** BEGIN Supplied records **

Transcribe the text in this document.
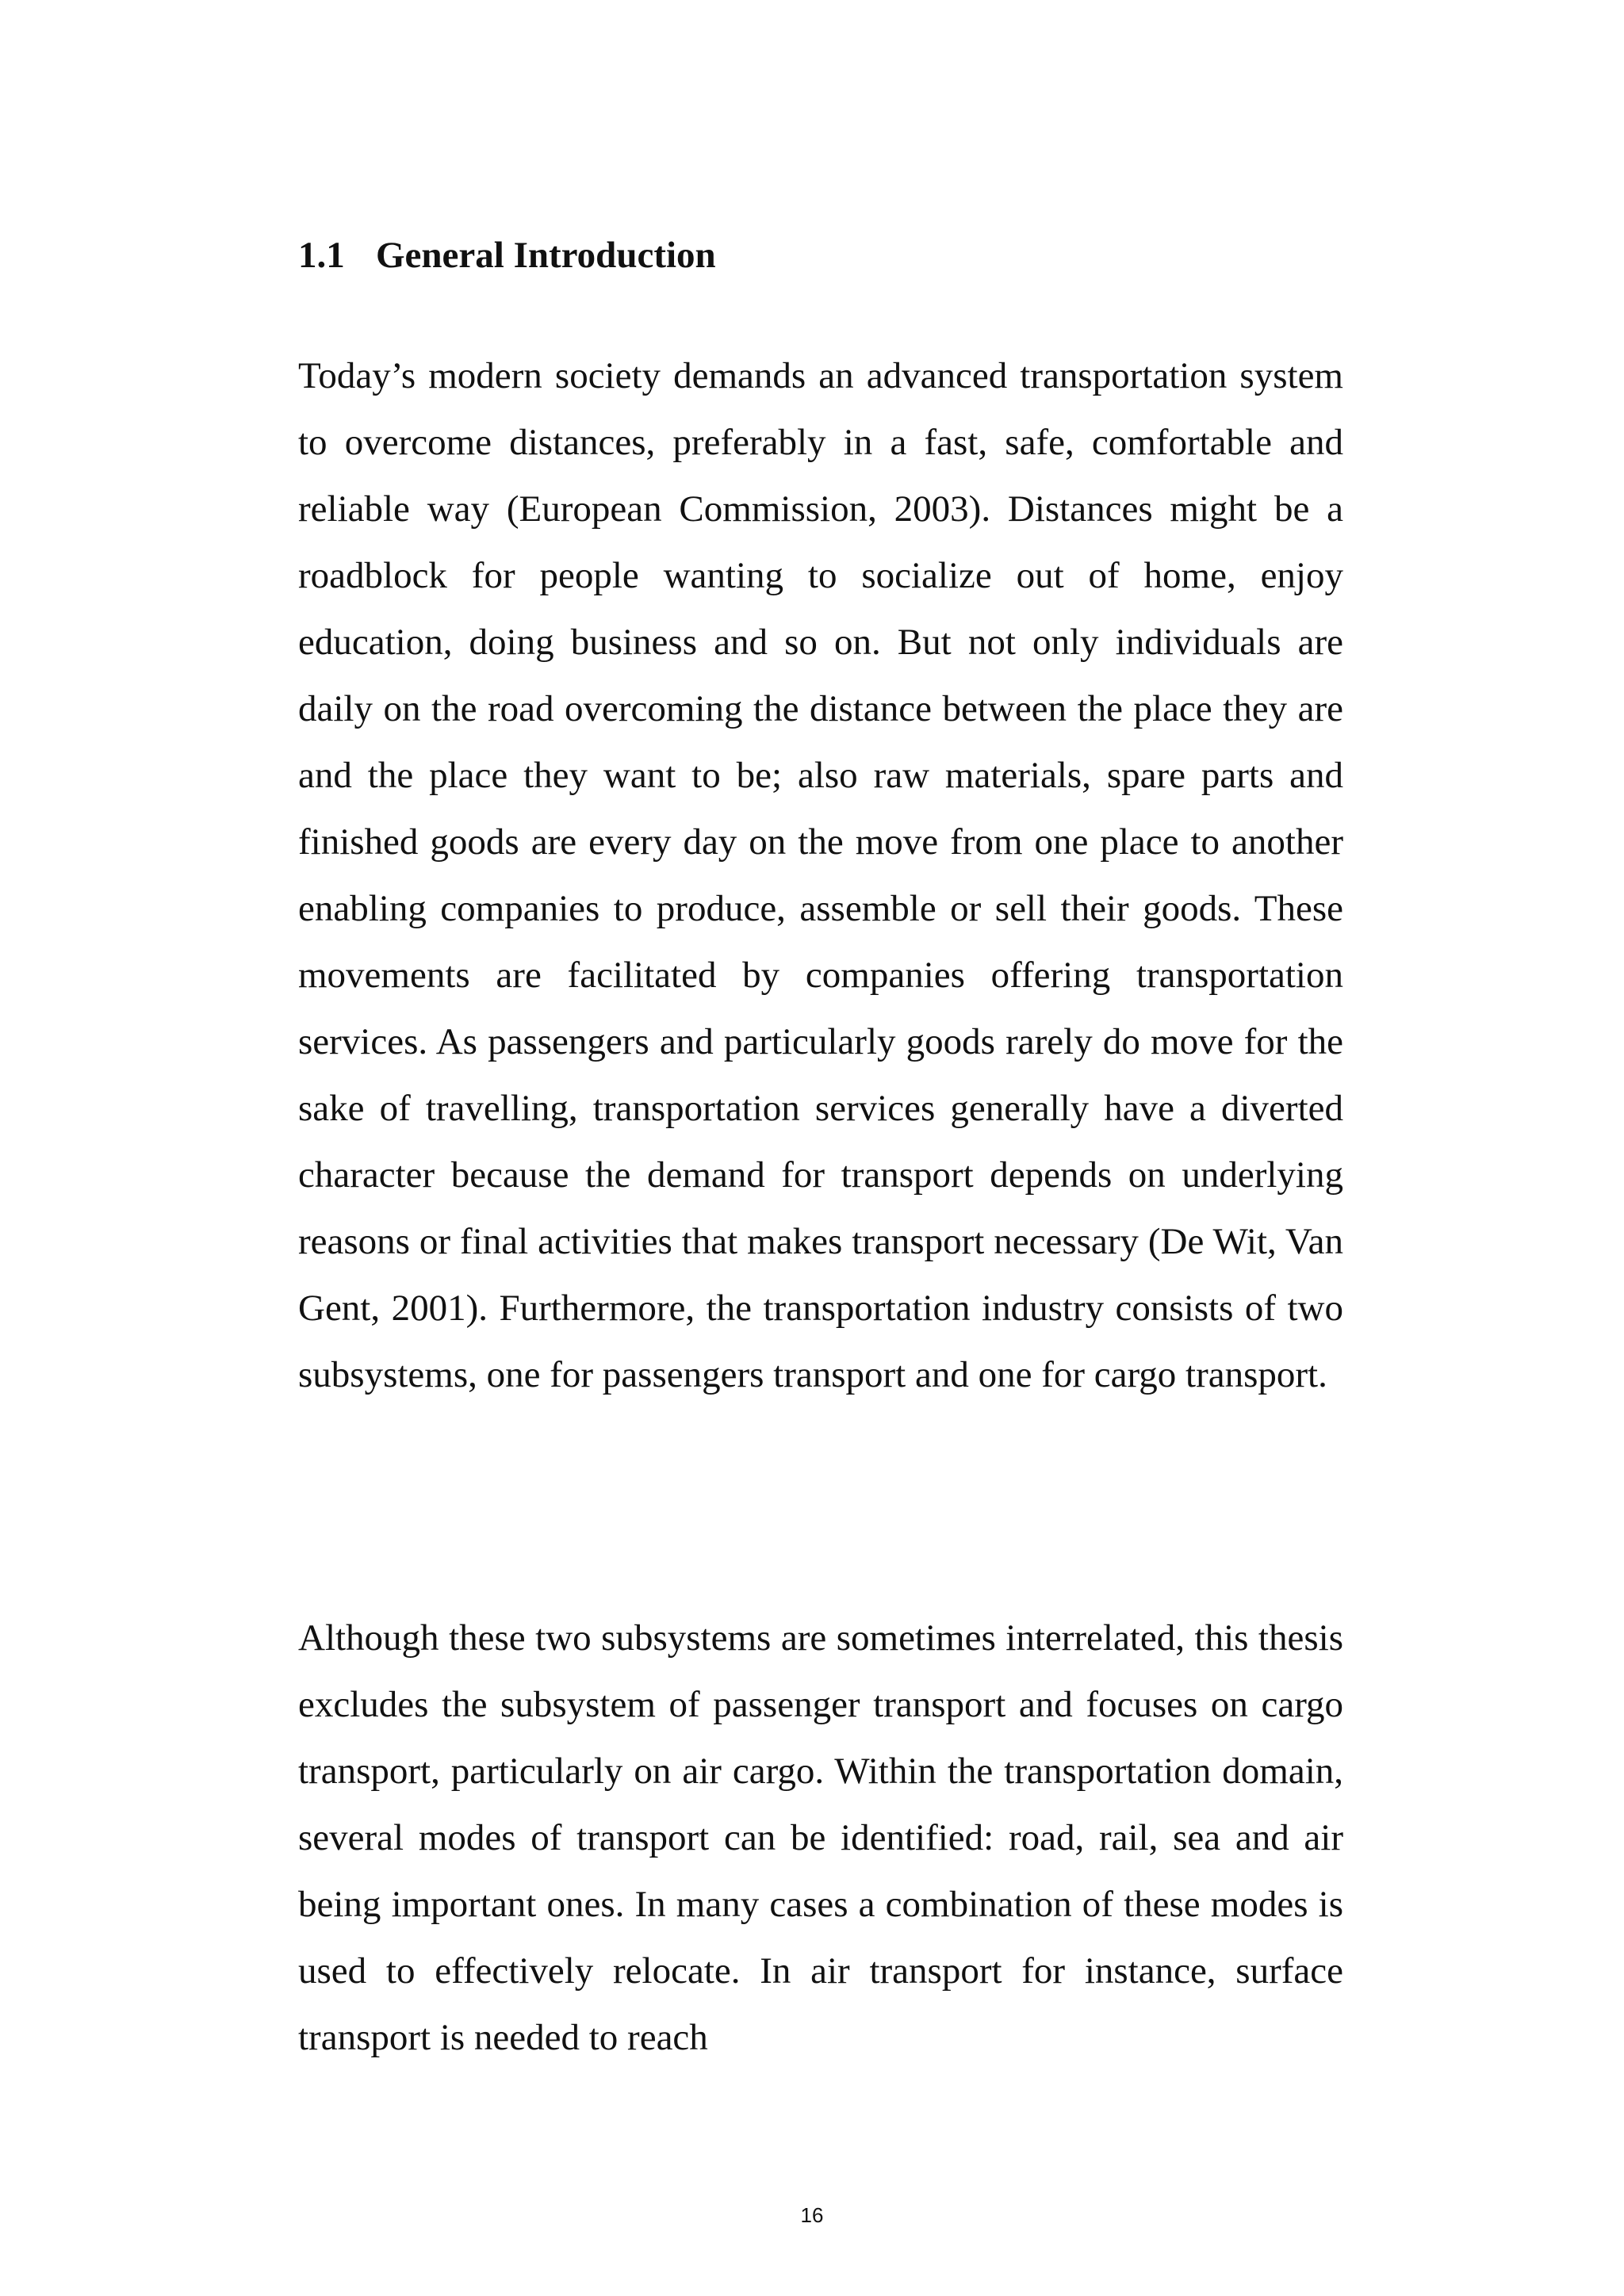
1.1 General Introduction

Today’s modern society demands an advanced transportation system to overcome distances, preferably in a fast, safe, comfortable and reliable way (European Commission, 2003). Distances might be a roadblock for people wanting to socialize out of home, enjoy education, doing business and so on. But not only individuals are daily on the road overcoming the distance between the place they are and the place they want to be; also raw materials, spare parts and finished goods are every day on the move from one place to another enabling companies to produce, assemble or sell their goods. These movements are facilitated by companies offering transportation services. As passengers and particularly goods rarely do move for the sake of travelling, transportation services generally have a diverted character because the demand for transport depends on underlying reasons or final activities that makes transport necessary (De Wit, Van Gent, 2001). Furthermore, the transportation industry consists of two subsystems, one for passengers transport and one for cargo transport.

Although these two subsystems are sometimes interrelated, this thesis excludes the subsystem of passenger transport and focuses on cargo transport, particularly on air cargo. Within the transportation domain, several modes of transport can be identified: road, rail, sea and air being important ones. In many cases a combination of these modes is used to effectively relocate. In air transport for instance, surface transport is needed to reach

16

** END Supplied records **

Required task >> Tell how many lines above contain the word "road". Give the number alone.

Reply >> 2